Reproduce the entries from the one containing "videorecorder-icon <box>331 232 349 250</box>" down to the one containing "localstorage-icon <box>331 180 349 196</box>", substituting "Insert action" for every "Add action" and keeping everything else the same.
··· Exercise material ···
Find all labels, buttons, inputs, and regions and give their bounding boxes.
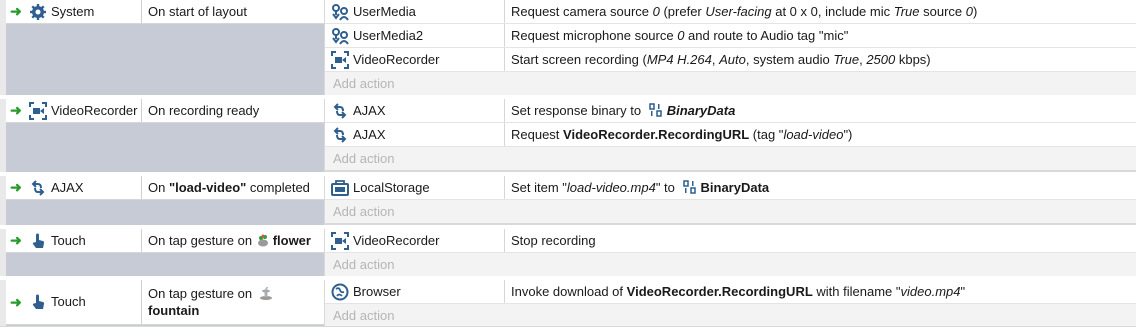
videorecorder-icon <box>331 232 349 250</box>
add-action-button[interactable]: Add action <box>325 200 1136 223</box>
action-description: Set item "load-video.mp4" to BinaryData <box>511 180 770 195</box>
condition-object[interactable]: System <box>21 0 142 23</box>
usermedia-icon <box>332 4 349 21</box>
condition-object-name: Touch <box>51 233 86 248</box>
binarydata-icon <box>682 180 696 194</box>
touch-icon <box>32 233 45 248</box>
condition-text: On start of layout <box>148 4 247 19</box>
add-action-button[interactable]: Add action <box>325 72 1136 95</box>
ajax-icon <box>31 180 45 196</box>
action-object-name: AJAX <box>353 103 386 118</box>
localstorage-icon <box>331 180 349 196</box>
condition-row[interactable]: ➜ AJAX On "load-video" completed <box>6 176 324 200</box>
event-block: ➜ System On start of layout UserMedia Re… <box>0 0 1136 95</box>
videorecorder-icon <box>331 51 349 69</box>
add-action-button[interactable]: Add action <box>325 253 1136 276</box>
usermedia-icon <box>332 28 349 45</box>
action-object[interactable]: VideoRecorder <box>325 48 505 71</box>
green-arrow-icon: ➜ <box>10 232 22 248</box>
condition-row[interactable]: ➜ VideoRecorder On recording ready <box>6 99 324 123</box>
ajax-icon <box>333 103 347 119</box>
action-row[interactable]: UserMedia Request camera source 0 (prefe… <box>325 0 1136 24</box>
action-object[interactable]: VideoRecorder <box>325 229 505 252</box>
condition-object-name: System <box>51 4 95 19</box>
action-description: Start screen recording (MP4 H.264, Auto,… <box>511 52 931 67</box>
touch-icon <box>32 294 45 309</box>
event-block: ➜ AJAX On "load-video" completed LocalSt… <box>0 176 1136 225</box>
action-object-name: LocalStorage <box>353 180 430 195</box>
condition-object-name: Touch <box>51 294 86 309</box>
action-description: Request camera source 0 (prefer User-fac… <box>511 4 978 19</box>
green-arrow-icon: ➜ <box>10 102 22 118</box>
condition-object[interactable]: AJAX <box>21 176 142 199</box>
event-sheet: ➜ System On start of layout UserMedia Re… <box>0 0 1136 326</box>
action-row[interactable]: VideoRecorder Start screen recording (MP… <box>325 48 1136 72</box>
action-row[interactable]: AJAX Request VideoRecorder.RecordingURL … <box>325 123 1136 147</box>
action-row[interactable]: LocalStorage Set item "load-video.mp4" t… <box>325 176 1136 200</box>
event-block: ➜ VideoRecorder On recording ready AJAX … <box>0 99 1136 172</box>
action-object-name: UserMedia2 <box>353 28 424 43</box>
condition-object[interactable]: Touch <box>21 229 142 252</box>
condition-object[interactable]: VideoRecorder <box>21 99 142 122</box>
action-description: Stop recording <box>511 233 596 248</box>
action-object-name: AJAX <box>353 127 386 142</box>
action-row[interactable]: VideoRecorder Stop recording <box>325 229 1136 253</box>
condition-object-name: AJAX <box>51 180 84 195</box>
fountain-sprite-icon <box>259 287 272 300</box>
condition-object-name: VideoRecorder <box>51 103 138 118</box>
action-object[interactable]: LocalStorage <box>325 176 505 199</box>
browser-icon <box>331 283 349 301</box>
condition-text: On recording ready <box>148 103 260 118</box>
condition-object[interactable]: Touch <box>21 280 142 324</box>
binarydata-icon <box>648 103 662 117</box>
add-action-button[interactable]: Add action <box>325 304 1136 326</box>
action-row[interactable]: AJAX Set response binary to BinaryData <box>325 99 1136 123</box>
green-arrow-icon: ➜ <box>10 294 22 310</box>
action-description: Request VideoRecorder.RecordingURL (tag … <box>511 127 853 142</box>
gear-icon <box>30 4 46 20</box>
event-block: ➜ Touch On tap gesture on flower VideoRe… <box>0 229 1136 276</box>
green-arrow-icon: ➜ <box>10 3 22 19</box>
condition-row[interactable]: ➜ Touch On tap gesture on flower <box>6 229 324 253</box>
condition-text: On "load-video" completed <box>148 180 310 195</box>
event-block: ➜ Touch On tap gesture on fountain Brows… <box>0 280 1136 326</box>
ajax-icon <box>333 127 347 143</box>
action-object[interactable]: Browser <box>325 280 505 303</box>
condition-text: On tap gesture on flower <box>148 233 311 248</box>
action-object-name: UserMedia <box>353 4 416 19</box>
condition-text: On tap gesture on fountain <box>148 285 320 319</box>
action-object-name: Browser <box>353 284 401 299</box>
action-object-name: VideoRecorder <box>353 233 440 248</box>
action-object[interactable]: AJAX <box>325 123 505 146</box>
action-object-name: VideoRecorder <box>353 52 440 67</box>
action-row[interactable]: Browser Invoke download of VideoRecorder… <box>325 280 1136 304</box>
flower-sprite-icon <box>257 234 268 247</box>
green-arrow-icon: ➜ <box>10 179 22 195</box>
action-object[interactable]: UserMedia2 <box>325 24 505 47</box>
add-action-button[interactable]: Add action <box>325 147 1136 170</box>
action-description: Invoke download of VideoRecorder.Recordi… <box>511 284 966 299</box>
action-description: Set response binary to BinaryData <box>511 103 736 118</box>
condition-row[interactable]: ➜ Touch On tap gesture on fountain <box>6 280 324 325</box>
condition-row[interactable]: ➜ System On start of layout <box>6 0 324 24</box>
action-row[interactable]: UserMedia2 Request microphone source 0 a… <box>325 24 1136 48</box>
action-object[interactable]: UserMedia <box>325 0 505 23</box>
action-object[interactable]: AJAX <box>325 99 505 122</box>
videorecorder-icon <box>29 102 47 120</box>
action-description: Request microphone source 0 and route to… <box>511 28 849 43</box>
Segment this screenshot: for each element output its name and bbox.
···
Result of this task:
videorecorder-icon <box>331 232 349 250</box>
add-action-button[interactable]: Insert action <box>325 200 1136 223</box>
action-description: Set item "load-video.mp4" to BinaryData <box>511 180 770 195</box>
condition-object[interactable]: System <box>21 0 142 23</box>
usermedia-icon <box>332 4 349 21</box>
condition-object-name: Touch <box>51 233 86 248</box>
binarydata-icon <box>682 180 696 194</box>
touch-icon <box>32 233 45 248</box>
condition-text: On start of layout <box>148 4 247 19</box>
add-action-button[interactable]: Insert action <box>325 72 1136 95</box>
ajax-icon <box>31 180 45 196</box>
action-object-name: AJAX <box>353 103 386 118</box>
localstorage-icon <box>331 180 349 196</box>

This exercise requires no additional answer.